Extract each record and reproduce it exactly.

*** Records provided

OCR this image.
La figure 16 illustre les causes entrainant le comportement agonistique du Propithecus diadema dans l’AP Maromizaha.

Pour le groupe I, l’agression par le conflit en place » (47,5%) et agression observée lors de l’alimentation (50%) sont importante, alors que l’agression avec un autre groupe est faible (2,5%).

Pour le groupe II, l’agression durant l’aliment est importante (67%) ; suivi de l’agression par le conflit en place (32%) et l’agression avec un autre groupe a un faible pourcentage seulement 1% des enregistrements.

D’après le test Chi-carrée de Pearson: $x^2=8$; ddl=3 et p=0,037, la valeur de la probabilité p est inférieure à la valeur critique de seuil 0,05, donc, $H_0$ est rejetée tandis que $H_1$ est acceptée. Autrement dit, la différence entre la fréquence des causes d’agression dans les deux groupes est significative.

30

******

### Task response:
OCR this image.
La figure 16 illustre les causes entrainant le comportement agonistique du Propithecus diadema dans l’AP Maromizaha.

Pour le groupe I, l’agression par le conflit en place » (47,5%) et agression observée lors de l’alimentation (50%) sont importante, alors que l’agression avec un autre groupe est faible (2,5%).

Pour le groupe II, l’agression durant l’aliment est importante (67%) ; suivi de l’agression par le conflit en place (32%) et l’agression avec un autre groupe a un faible pourcentage seulement 1% des enregistrements.

D’après le test Chi-carrée de Pearson: $x^2=8$; ddl=3 et p=0,037, la valeur de la probabilité p est inférieure à la valeur critique de seuil 0,05, donc, $H_0$ est rejetée tandis que $H_1$ est acceptée. Autrement dit, la différence entre la fréquence des causes d’agression dans les deux groupes est significative.

30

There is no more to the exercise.